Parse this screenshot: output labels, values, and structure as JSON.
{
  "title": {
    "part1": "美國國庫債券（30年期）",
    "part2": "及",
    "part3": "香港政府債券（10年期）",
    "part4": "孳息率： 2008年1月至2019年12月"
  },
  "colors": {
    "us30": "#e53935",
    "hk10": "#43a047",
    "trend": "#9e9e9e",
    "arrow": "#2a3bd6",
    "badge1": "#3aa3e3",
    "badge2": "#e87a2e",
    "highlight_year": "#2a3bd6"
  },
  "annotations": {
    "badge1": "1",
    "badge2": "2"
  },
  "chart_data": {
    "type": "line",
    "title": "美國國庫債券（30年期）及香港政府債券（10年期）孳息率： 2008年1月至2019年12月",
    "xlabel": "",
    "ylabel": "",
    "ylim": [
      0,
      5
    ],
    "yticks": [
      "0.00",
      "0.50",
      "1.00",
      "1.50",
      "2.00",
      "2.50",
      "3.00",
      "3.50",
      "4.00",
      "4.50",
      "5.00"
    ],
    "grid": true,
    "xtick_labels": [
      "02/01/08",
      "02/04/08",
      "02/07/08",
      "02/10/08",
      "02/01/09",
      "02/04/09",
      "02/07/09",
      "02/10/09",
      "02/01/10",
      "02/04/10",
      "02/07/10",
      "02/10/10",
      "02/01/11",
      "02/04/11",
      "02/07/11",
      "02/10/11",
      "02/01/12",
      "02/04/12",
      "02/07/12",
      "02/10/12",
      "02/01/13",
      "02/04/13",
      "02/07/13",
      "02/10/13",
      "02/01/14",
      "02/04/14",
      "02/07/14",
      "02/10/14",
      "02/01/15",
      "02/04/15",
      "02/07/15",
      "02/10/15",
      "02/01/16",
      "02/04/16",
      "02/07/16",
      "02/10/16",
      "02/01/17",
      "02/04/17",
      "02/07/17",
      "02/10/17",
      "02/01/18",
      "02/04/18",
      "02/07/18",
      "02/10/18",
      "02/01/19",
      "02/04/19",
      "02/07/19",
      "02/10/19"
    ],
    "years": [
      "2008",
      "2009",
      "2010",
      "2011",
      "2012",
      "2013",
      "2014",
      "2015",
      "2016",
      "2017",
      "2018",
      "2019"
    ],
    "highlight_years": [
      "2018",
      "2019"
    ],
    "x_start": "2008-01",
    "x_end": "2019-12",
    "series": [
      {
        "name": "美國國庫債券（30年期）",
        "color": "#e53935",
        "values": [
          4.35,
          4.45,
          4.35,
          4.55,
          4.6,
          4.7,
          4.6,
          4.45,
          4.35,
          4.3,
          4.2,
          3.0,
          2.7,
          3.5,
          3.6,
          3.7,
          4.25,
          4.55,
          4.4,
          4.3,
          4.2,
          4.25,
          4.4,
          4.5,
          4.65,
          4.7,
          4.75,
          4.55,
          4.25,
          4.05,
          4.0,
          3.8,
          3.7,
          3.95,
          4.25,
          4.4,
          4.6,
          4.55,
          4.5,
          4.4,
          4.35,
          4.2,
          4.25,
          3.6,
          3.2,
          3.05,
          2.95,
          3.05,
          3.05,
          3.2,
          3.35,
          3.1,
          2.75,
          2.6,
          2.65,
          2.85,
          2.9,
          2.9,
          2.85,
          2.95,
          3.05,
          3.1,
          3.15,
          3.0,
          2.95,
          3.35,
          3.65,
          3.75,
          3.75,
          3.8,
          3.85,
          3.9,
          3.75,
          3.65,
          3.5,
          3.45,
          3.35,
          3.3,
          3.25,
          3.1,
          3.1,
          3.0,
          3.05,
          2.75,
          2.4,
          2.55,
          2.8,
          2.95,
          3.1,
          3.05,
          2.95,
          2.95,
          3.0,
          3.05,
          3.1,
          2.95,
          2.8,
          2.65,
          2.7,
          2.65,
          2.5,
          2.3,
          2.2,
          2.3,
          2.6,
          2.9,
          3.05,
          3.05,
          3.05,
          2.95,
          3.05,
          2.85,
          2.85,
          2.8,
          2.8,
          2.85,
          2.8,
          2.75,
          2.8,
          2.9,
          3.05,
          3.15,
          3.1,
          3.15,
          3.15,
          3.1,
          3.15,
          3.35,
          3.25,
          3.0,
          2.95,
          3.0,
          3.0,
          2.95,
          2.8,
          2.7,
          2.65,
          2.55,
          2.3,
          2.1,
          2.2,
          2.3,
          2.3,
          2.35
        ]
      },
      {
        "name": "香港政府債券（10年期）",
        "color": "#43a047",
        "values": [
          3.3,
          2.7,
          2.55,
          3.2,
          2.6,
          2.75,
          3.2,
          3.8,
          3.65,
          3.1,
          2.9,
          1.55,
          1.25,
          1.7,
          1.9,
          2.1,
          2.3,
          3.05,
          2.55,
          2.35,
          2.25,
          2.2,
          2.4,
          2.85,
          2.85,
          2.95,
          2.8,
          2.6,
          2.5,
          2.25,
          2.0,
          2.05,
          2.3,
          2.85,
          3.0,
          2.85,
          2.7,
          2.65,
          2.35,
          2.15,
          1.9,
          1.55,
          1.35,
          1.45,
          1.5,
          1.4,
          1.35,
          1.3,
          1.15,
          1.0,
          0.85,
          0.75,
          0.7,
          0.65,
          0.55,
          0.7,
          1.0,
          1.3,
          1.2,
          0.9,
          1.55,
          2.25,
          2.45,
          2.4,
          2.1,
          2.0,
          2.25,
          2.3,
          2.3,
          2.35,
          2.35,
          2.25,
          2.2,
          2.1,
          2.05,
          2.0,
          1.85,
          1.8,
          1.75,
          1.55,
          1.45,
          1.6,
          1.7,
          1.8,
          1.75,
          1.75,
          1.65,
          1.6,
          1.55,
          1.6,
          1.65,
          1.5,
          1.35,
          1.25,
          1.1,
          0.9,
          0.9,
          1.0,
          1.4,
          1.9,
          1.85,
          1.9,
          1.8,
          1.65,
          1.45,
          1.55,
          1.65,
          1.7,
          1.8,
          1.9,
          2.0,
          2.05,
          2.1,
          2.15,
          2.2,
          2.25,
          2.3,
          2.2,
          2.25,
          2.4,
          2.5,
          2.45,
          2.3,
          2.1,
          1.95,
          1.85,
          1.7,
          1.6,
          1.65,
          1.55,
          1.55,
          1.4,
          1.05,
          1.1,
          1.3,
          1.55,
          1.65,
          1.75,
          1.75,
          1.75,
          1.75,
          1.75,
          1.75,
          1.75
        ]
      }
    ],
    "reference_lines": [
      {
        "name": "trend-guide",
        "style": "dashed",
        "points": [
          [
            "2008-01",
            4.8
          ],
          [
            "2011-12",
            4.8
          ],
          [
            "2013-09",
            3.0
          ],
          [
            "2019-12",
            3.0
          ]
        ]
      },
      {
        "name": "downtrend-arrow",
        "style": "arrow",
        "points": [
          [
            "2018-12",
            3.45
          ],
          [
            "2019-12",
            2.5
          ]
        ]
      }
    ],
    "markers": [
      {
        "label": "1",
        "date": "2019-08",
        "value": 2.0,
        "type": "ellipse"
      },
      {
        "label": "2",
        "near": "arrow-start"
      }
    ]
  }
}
==========
> _EXERCISE REQUIREMENTS_
Faithfully reproduce all of the records, character for character.

> _TASK OUTPUT_
Parse this screenshot: output labels, values, and structure as JSON.
{
  "title": {
    "part1": "美國國庫債券（30年期）",
    "part2": "及",
    "part3": "香港政府債券（10年期）",
    "part4": "孳息率： 2008年1月至2019年12月"
  },
  "colors": {
    "us30": "#e53935",
    "hk10": "#43a047",
    "trend": "#9e9e9e",
    "arrow": "#2a3bd6",
    "badge1": "#3aa3e3",
    "badge2": "#e87a2e",
    "highlight_year": "#2a3bd6"
  },
  "annotations": {
    "badge1": "1",
    "badge2": "2"
  },
  "chart_data": {
    "type": "line",
    "title": "美國國庫債券（30年期）及香港政府債券（10年期）孳息率： 2008年1月至2019年12月",
    "xlabel": "",
    "ylabel": "",
    "ylim": [
      0,
      5
    ],
    "yticks": [
      "0.00",
      "0.50",
      "1.00",
      "1.50",
      "2.00",
      "2.50",
      "3.00",
      "3.50",
      "4.00",
      "4.50",
      "5.00"
    ],
    "grid": true,
    "xtick_labels": [
      "02/01/08",
      "02/04/08",
      "02/07/08",
      "02/10/08",
      "02/01/09",
      "02/04/09",
      "02/07/09",
      "02/10/09",
      "02/01/10",
      "02/04/10",
      "02/07/10",
      "02/10/10",
      "02/01/11",
      "02/04/11",
      "02/07/11",
      "02/10/11",
      "02/01/12",
      "02/04/12",
      "02/07/12",
      "02/10/12",
      "02/01/13",
      "02/04/13",
      "02/07/13",
      "02/10/13",
      "02/01/14",
      "02/04/14",
      "02/07/14",
      "02/10/14",
      "02/01/15",
      "02/04/15",
      "02/07/15",
      "02/10/15",
      "02/01/16",
      "02/04/16",
      "02/07/16",
      "02/10/16",
      "02/01/17",
      "02/04/17",
      "02/07/17",
      "02/10/17",
      "02/01/18",
      "02/04/18",
      "02/07/18",
      "02/10/18",
      "02/01/19",
      "02/04/19",
      "02/07/19",
      "02/10/19"
    ],
    "years": [
      "2008",
      "2009",
      "2010",
      "2011",
      "2012",
      "2013",
      "2014",
      "2015",
      "2016",
      "2017",
      "2018",
      "2019"
    ],
    "highlight_years": [
      "2018",
      "2019"
    ],
    "x_start": "2008-01",
    "x_end": "2019-12",
    "series": [
      {
        "name": "美國國庫債券（30年期）",
        "color": "#e53935",
        "values": [
          4.35,
          4.45,
          4.35,
          4.55,
          4.6,
          4.7,
          4.6,
          4.45,
          4.35,
          4.3,
          4.2,
          3.0,
          2.7,
          3.5,
          3.6,
          3.7,
          4.25,
          4.55,
          4.4,
          4.3,
          4.2,
          4.25,
          4.4,
          4.5,
          4.65,
          4.7,
          4.75,
          4.55,
          4.25,
          4.05,
          4.0,
          3.8,
          3.7,
          3.95,
          4.25,
          4.4,
          4.6,
          4.55,
          4.5,
          4.4,
          4.35,
          4.2,
          4.25,
          3.6,
          3.2,
          3.05,
          2.95,
          3.05,
          3.05,
          3.2,
          3.35,
          3.1,
          2.75,
          2.6,
          2.65,
          2.85,
          2.9,
          2.9,
          2.85,
          2.95,
          3.05,
          3.1,
          3.15,
          3.0,
          2.95,
          3.35,
          3.65,
          3.75,
          3.75,
          3.8,
          3.85,
          3.9,
          3.75,
          3.65,
          3.5,
          3.45,
          3.35,
          3.3,
          3.25,
          3.1,
          3.1,
          3.0,
          3.05,
          2.75,
          2.4,
          2.55,
          2.8,
          2.95,
          3.1,
          3.05,
          2.95,
          2.95,
          3.0,
          3.05,
          3.1,
          2.95,
          2.8,
          2.65,
          2.7,
          2.65,
          2.5,
          2.3,
          2.2,
          2.3,
          2.6,
          2.9,
          3.05,
          3.05,
          3.05,
          2.95,
          3.05,
          2.85,
          2.85,
          2.8,
          2.8,
          2.85,
          2.8,
          2.75,
          2.8,
          2.9,
          3.05,
          3.15,
          3.1,
          3.15,
          3.15,
          3.1,
          3.15,
          3.35,
          3.25,
          3.0,
          2.95,
          3.0,
          3.0,
          2.95,
          2.8,
          2.7,
          2.65,
          2.55,
          2.3,
          2.1,
          2.2,
          2.3,
          2.3,
          2.35
        ]
      },
      {
        "name": "香港政府債券（10年期）",
        "color": "#43a047",
        "values": [
          3.3,
          2.7,
          2.55,
          3.2,
          2.6,
          2.75,
          3.2,
          3.8,
          3.65,
          3.1,
          2.9,
          1.55,
          1.25,
          1.7,
          1.9,
          2.1,
          2.3,
          3.05,
          2.55,
          2.35,
          2.25,
          2.2,
          2.4,
          2.85,
          2.85,
          2.95,
          2.8,
          2.6,
          2.5,
          2.25,
          2.0,
          2.05,
          2.3,
          2.85,
          3.0,
          2.85,
          2.7,
          2.65,
          2.35,
          2.15,
          1.9,
          1.55,
          1.35,
          1.45,
          1.5,
          1.4,
          1.35,
          1.3,
          1.15,
          1.0,
          0.85,
          0.75,
          0.7,
          0.65,
          0.55,
          0.7,
          1.0,
          1.3,
          1.2,
          0.9,
          1.55,
          2.25,
          2.45,
          2.4,
          2.1,
          2.0,
          2.25,
          2.3,
          2.3,
          2.35,
          2.35,
          2.25,
          2.2,
          2.1,
          2.05,
          2.0,
          1.85,
          1.8,
          1.75,
          1.55,
          1.45,
          1.6,
          1.7,
          1.8,
          1.75,
          1.75,
          1.65,
          1.6,
          1.55,
          1.6,
          1.65,
          1.5,
          1.35,
          1.25,
          1.1,
          0.9,
          0.9,
          1.0,
          1.4,
          1.9,
          1.85,
          1.9,
          1.8,
          1.65,
          1.45,
          1.55,
          1.65,
          1.7,
          1.8,
          1.9,
          2.0,
          2.05,
          2.1,
          2.15,
          2.2,
          2.25,
          2.3,
          2.2,
          2.25,
          2.4,
          2.5,
          2.45,
          2.3,
          2.1,
          1.95,
          1.85,
          1.7,
          1.6,
          1.65,
          1.55,
          1.55,
          1.4,
          1.05,
          1.1,
          1.3,
          1.55,
          1.65,
          1.75,
          1.75,
          1.75,
          1.75,
          1.75,
          1.75,
          1.75
        ]
      }
    ],
    "reference_lines": [
      {
        "name": "trend-guide",
        "style": "dashed",
        "points": [
          [
            "2008-01",
            4.8
          ],
          [
            "2011-12",
            4.8
          ],
          [
            "2013-09",
            3.0
          ],
          [
            "2019-12",
            3.0
          ]
        ]
      },
      {
        "name": "downtrend-arrow",
        "style": "arrow",
        "points": [
          [
            "2018-12",
            3.45
          ],
          [
            "2019-12",
            2.5
          ]
        ]
      }
    ],
    "markers": [
      {
        "label": "1",
        "date": "2019-08",
        "value": 2.0,
        "type": "ellipse"
      },
      {
        "label": "2",
        "near": "arrow-start"
      }
    ]
  }
}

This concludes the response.